**Directions**
In the records below, replace every "colorbar-label" with "scale-label" and give the lines again with nothing else changed. Leave out the pictures.
——
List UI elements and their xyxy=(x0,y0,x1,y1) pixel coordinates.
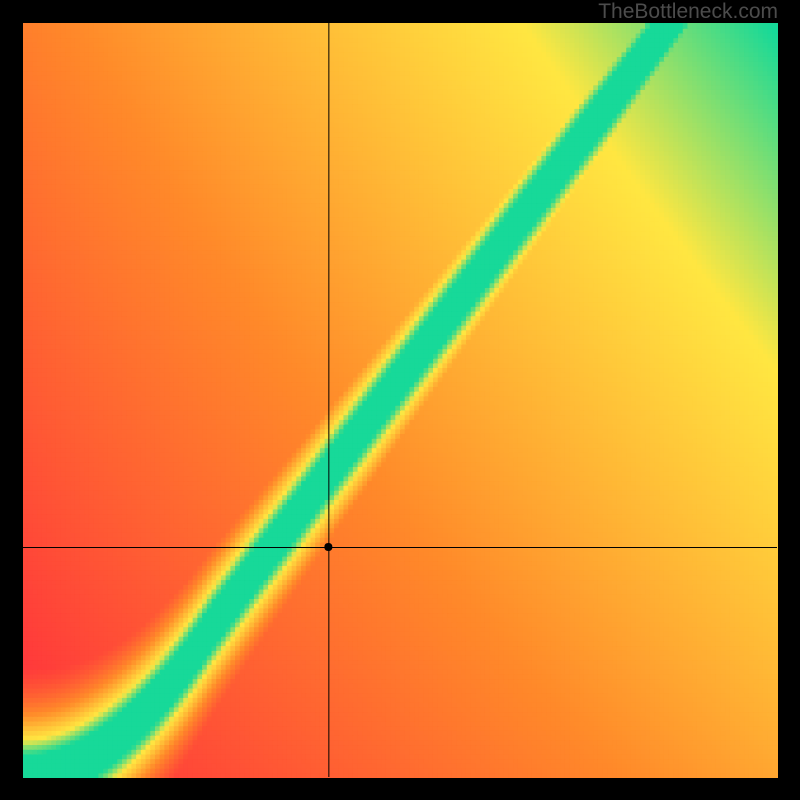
chart-container: TheBottleneck.com xyxy=(0,0,800,800)
watermark-text: TheBottleneck.com xyxy=(598,0,778,24)
bottleneck-heatmap xyxy=(0,0,800,800)
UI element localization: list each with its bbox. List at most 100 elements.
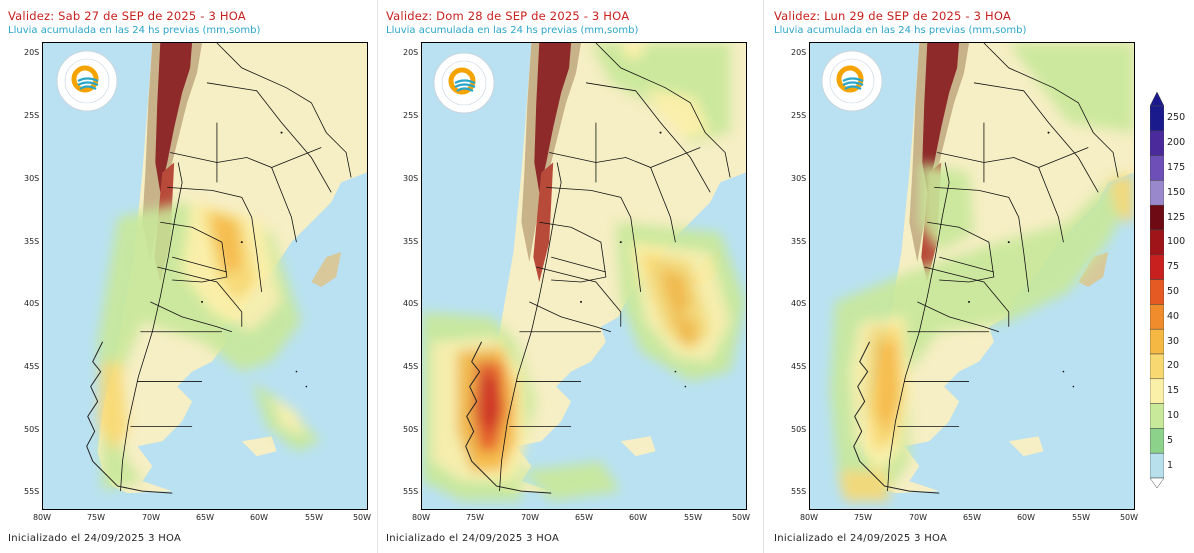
colorbar-label: 5: [1167, 434, 1174, 446]
lat-label: 25S: [24, 111, 40, 120]
lat-label: 50S: [791, 425, 807, 434]
lon-label: 75W: [465, 513, 485, 522]
colorbar-label: 10: [1167, 410, 1180, 421]
lon-label: 55W: [304, 513, 324, 522]
lon-label: 75W: [853, 513, 873, 522]
forecast-panel-sat-27: Validez: Sab 27 de SEP de 2025 - 3 HOA L…: [0, 0, 376, 553]
colorbar-swatch: [1150, 428, 1164, 454]
lat-label: 35S: [403, 237, 419, 246]
lat-label: 35S: [24, 237, 40, 246]
init-label: Inicializado el 24/09/2025 3 HOA: [386, 533, 560, 544]
lat-label: 25S: [403, 111, 419, 120]
lon-label: 60W: [628, 513, 648, 522]
colorbar-label: 1: [1167, 459, 1174, 471]
rain-map: 20S 25S 30S 35S 40S 45S 50S 55S 80W 75W …: [403, 42, 750, 522]
forecast-panel-sun-28: Validez: Dom 28 de SEP de 2025 - 3 HOA L…: [378, 0, 763, 553]
smn-logo: [821, 50, 883, 112]
colorbar-label: 15: [1167, 385, 1180, 397]
lon-label: 50W: [731, 513, 751, 522]
lon-label: 55W: [1071, 513, 1091, 522]
colorbar-label: 200: [1167, 137, 1186, 149]
colorbar-swatch: [1150, 180, 1164, 206]
lon-label: 80W: [411, 513, 431, 522]
lon-label: 70W: [141, 513, 161, 522]
precip-field: [422, 43, 746, 502]
lat-label: 55S: [791, 487, 807, 496]
panel-subtitle: Lluvia acumulada en las 24 hs previas (m…: [774, 25, 1027, 36]
colorbar-label: 50: [1167, 286, 1180, 297]
lon-label: 70W: [520, 513, 540, 522]
lat-label: 45S: [791, 362, 807, 371]
lon-label: 60W: [249, 513, 269, 522]
lat-label: 50S: [403, 425, 419, 434]
lon-label: 65W: [195, 513, 215, 522]
init-label: Inicializado el 24/09/2025 3 HOA: [8, 533, 182, 544]
lon-label: 65W: [574, 513, 594, 522]
panel-title: Validez: Dom 28 de SEP de 2025 - 3 HOA: [386, 9, 630, 23]
rain-map: 20S 25S 30S 35S 40S 45S 50S 55S 80W 75W …: [791, 42, 1138, 522]
rain-map: 20S 25S 30S 35S 40S 45S 50S 55S 80W 75W …: [24, 42, 371, 522]
panel-title: Validez: Sab 27 de SEP de 2025 - 3 HOA: [8, 9, 246, 23]
colorbar-swatch: [1150, 378, 1164, 404]
lat-label: 25S: [791, 111, 807, 120]
lat-label: 40S: [24, 299, 40, 308]
colorbar-label: 75: [1167, 261, 1180, 273]
lon-label: 65W: [962, 513, 982, 522]
smn-logo: [433, 52, 495, 114]
colorbar-swatch: [1150, 204, 1164, 231]
colorbar-swatch: [1150, 254, 1164, 280]
lon-label: 70W: [908, 513, 928, 522]
init-label: Inicializado el 24/09/2025 3 HOA: [774, 533, 948, 544]
colorbar-swatch: [1150, 304, 1164, 330]
panel-subtitle: Lluvia acumulada en las 24 hs previas (m…: [8, 25, 261, 36]
colorbar-swatch: [1150, 328, 1164, 355]
lat-label: 40S: [791, 299, 807, 308]
lon-label: 75W: [86, 513, 106, 522]
lat-label: 30S: [403, 174, 419, 183]
colorbar-swatch: [1150, 353, 1164, 380]
lon-label: 80W: [799, 513, 819, 522]
colorbar-label: 30: [1167, 335, 1180, 347]
lat-label: 40S: [403, 299, 419, 308]
colorbar-label: 250: [1167, 112, 1186, 124]
colorbar-swatch: [1150, 452, 1164, 479]
rain-colorbar: [1150, 92, 1164, 488]
lat-label: 45S: [24, 362, 40, 371]
lat-label: 30S: [24, 174, 40, 183]
colorbar-top-arrow: [1150, 92, 1164, 107]
rain-map-plot: [809, 42, 1135, 510]
lat-label: 20S: [24, 48, 40, 57]
forecast-panel-mon-29: Validez: Lun 29 de SEP de 2025 - 3 HOA L…: [766, 0, 1146, 553]
lat-label: 45S: [403, 362, 419, 371]
lon-label: 60W: [1016, 513, 1036, 522]
lon-label: 55W: [683, 513, 703, 522]
colorbar-label: 150: [1167, 186, 1186, 198]
lon-label: 50W: [1119, 513, 1139, 522]
lat-label: 20S: [791, 48, 807, 57]
lat-label: 50S: [24, 425, 40, 434]
lat-label: 20S: [403, 48, 419, 57]
colorbar-label: 20: [1167, 360, 1180, 372]
rain-map-plot: [421, 42, 747, 510]
colorbar-swatch: [1150, 229, 1164, 256]
panel-title: Validez: Lun 29 de SEP de 2025 - 3 HOA: [774, 9, 1011, 23]
lat-label: 35S: [791, 237, 807, 246]
colorbar-label: 125: [1167, 211, 1186, 223]
panel-subtitle: Lluvia acumulada en las 24 hs previas (m…: [386, 25, 639, 36]
colorbar-label: 175: [1167, 162, 1186, 173]
lat-label: 55S: [24, 487, 40, 496]
lon-label: 50W: [352, 513, 372, 522]
colorbar-swatch: [1150, 105, 1164, 132]
rain-map-plot: [42, 42, 368, 510]
colorbar-label: 40: [1167, 310, 1180, 322]
colorbar-swatch: [1150, 155, 1164, 181]
colorbar-swatch: [1150, 279, 1164, 305]
colorbar-swatch: [1150, 130, 1164, 156]
colorbar-label: 100: [1167, 236, 1186, 248]
colorbar-swatch: [1150, 403, 1164, 429]
smn-logo: [56, 50, 118, 112]
lon-label: 80W: [32, 513, 52, 522]
colorbar-bottom-arrow: [1150, 477, 1164, 488]
lat-label: 30S: [791, 174, 807, 183]
lat-label: 55S: [403, 487, 419, 496]
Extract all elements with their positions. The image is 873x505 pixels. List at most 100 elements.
——
**Answer to the problem**
List UI elements and their xyxy=(x0,y0,x1,y1) pixel coordinates.
chart-container: TheBottleneck.com xyxy=(0,0,800,800)
watermark-text: TheBottleneck.com xyxy=(598,0,778,24)
bottleneck-heatmap xyxy=(0,0,800,800)
UI element localization: list each with its bbox. List at most 100 elements.
scale-label: 5: [1167, 434, 1174, 446]
lat-label: 25S: [24, 111, 40, 120]
lat-label: 50S: [791, 425, 807, 434]
lon-label: 75W: [465, 513, 485, 522]
scale-label: 10: [1167, 410, 1180, 421]
lon-label: 55W: [304, 513, 324, 522]
lon-label: 75W: [853, 513, 873, 522]
forecast-panel-sat-27: Validez: Sab 27 de SEP de 2025 - 3 HOA L…: [0, 0, 376, 553]
colorbar-swatch: [1150, 428, 1164, 454]
lat-label: 35S: [403, 237, 419, 246]
lat-label: 35S: [24, 237, 40, 246]
init-label: Inicializado el 24/09/2025 3 HOA: [386, 533, 560, 544]
lat-label: 25S: [403, 111, 419, 120]
lon-label: 60W: [628, 513, 648, 522]
scale-label: 1: [1167, 459, 1174, 471]
rain-map: 20S 25S 30S 35S 40S 45S 50S 55S 80W 75W …: [403, 42, 750, 522]
forecast-panel-sun-28: Validez: Dom 28 de SEP de 2025 - 3 HOA L…: [378, 0, 763, 553]
smn-logo: [821, 50, 883, 112]
scale-label: 15: [1167, 385, 1180, 397]
lon-label: 50W: [731, 513, 751, 522]
lon-label: 55W: [1071, 513, 1091, 522]
scale-label: 200: [1167, 137, 1186, 149]
colorbar-swatch: [1150, 180, 1164, 206]
lon-label: 80W: [411, 513, 431, 522]
lon-label: 70W: [141, 513, 161, 522]
precip-field: [422, 43, 746, 502]
lat-label: 55S: [791, 487, 807, 496]
panel-subtitle: Lluvia acumulada en las 24 hs previas (m…: [774, 25, 1027, 36]
scale-label: 50: [1167, 286, 1180, 297]
lon-label: 70W: [520, 513, 540, 522]
lat-label: 45S: [791, 362, 807, 371]
lon-label: 60W: [249, 513, 269, 522]
lat-label: 50S: [403, 425, 419, 434]
lon-label: 65W: [195, 513, 215, 522]
init-label: Inicializado el 24/09/2025 3 HOA: [8, 533, 182, 544]
lon-label: 65W: [574, 513, 594, 522]
panel-title: Validez: Dom 28 de SEP de 2025 - 3 HOA: [386, 9, 630, 23]
rain-map: 20S 25S 30S 35S 40S 45S 50S 55S 80W 75W …: [791, 42, 1138, 522]
rain-map: 20S 25S 30S 35S 40S 45S 50S 55S 80W 75W …: [24, 42, 371, 522]
panel-title: Validez: Sab 27 de SEP de 2025 - 3 HOA: [8, 9, 246, 23]
colorbar-swatch: [1150, 378, 1164, 404]
lat-label: 25S: [791, 111, 807, 120]
lat-label: 40S: [24, 299, 40, 308]
scale-label: 75: [1167, 261, 1180, 273]
lon-label: 65W: [962, 513, 982, 522]
smn-logo: [433, 52, 495, 114]
colorbar-swatch: [1150, 204, 1164, 231]
colorbar-swatch: [1150, 254, 1164, 280]
lon-label: 70W: [908, 513, 928, 522]
init-label: Inicializado el 24/09/2025 3 HOA: [774, 533, 948, 544]
colorbar-swatch: [1150, 304, 1164, 330]
panel-subtitle: Lluvia acumulada en las 24 hs previas (m…: [8, 25, 261, 36]
colorbar-swatch: [1150, 328, 1164, 355]
lat-label: 40S: [791, 299, 807, 308]
lon-label: 75W: [86, 513, 106, 522]
lat-label: 30S: [403, 174, 419, 183]
colorbar-swatch: [1150, 353, 1164, 380]
lon-label: 80W: [799, 513, 819, 522]
scale-label: 30: [1167, 335, 1180, 347]
lat-label: 40S: [403, 299, 419, 308]
scale-label: 250: [1167, 112, 1186, 124]
colorbar-swatch: [1150, 452, 1164, 479]
rain-colorbar: [1150, 92, 1164, 488]
lat-label: 45S: [24, 362, 40, 371]
lat-label: 30S: [24, 174, 40, 183]
colorbar-top-arrow: [1150, 92, 1164, 107]
rain-map-plot: [809, 42, 1135, 510]
lat-label: 20S: [24, 48, 40, 57]
forecast-panel-mon-29: Validez: Lun 29 de SEP de 2025 - 3 HOA L…: [766, 0, 1146, 553]
lat-label: 45S: [403, 362, 419, 371]
lon-label: 60W: [1016, 513, 1036, 522]
lon-label: 55W: [683, 513, 703, 522]
scale-label: 150: [1167, 186, 1186, 198]
lon-label: 50W: [1119, 513, 1139, 522]
lat-label: 20S: [791, 48, 807, 57]
lat-label: 50S: [24, 425, 40, 434]
lat-label: 20S: [403, 48, 419, 57]
scale-label: 20: [1167, 360, 1180, 372]
rain-map-plot: [421, 42, 747, 510]
colorbar-swatch: [1150, 229, 1164, 256]
panel-title: Validez: Lun 29 de SEP de 2025 - 3 HOA: [774, 9, 1011, 23]
lat-label: 35S: [791, 237, 807, 246]
scale-label: 125: [1167, 211, 1186, 223]
panel-subtitle: Lluvia acumulada en las 24 hs previas (m…: [386, 25, 639, 36]
scale-label: 175: [1167, 162, 1186, 173]
lat-label: 55S: [24, 487, 40, 496]
lon-label: 50W: [352, 513, 372, 522]
colorbar-swatch: [1150, 105, 1164, 132]
rain-map-plot: [42, 42, 368, 510]
scale-label: 40: [1167, 310, 1180, 322]
colorbar-swatch: [1150, 155, 1164, 181]
colorbar-swatch: [1150, 279, 1164, 305]
colorbar-swatch: [1150, 130, 1164, 156]
scale-label: 100: [1167, 236, 1186, 248]
colorbar-swatch: [1150, 403, 1164, 429]
smn-logo: [56, 50, 118, 112]
lon-label: 80W: [32, 513, 52, 522]
colorbar-bottom-arrow: [1150, 477, 1164, 488]
lat-label: 30S: [791, 174, 807, 183]
lat-label: 55S: [403, 487, 419, 496]
Extract all elements with their positions. The image is 873x505 pixels. List at most 100 elements.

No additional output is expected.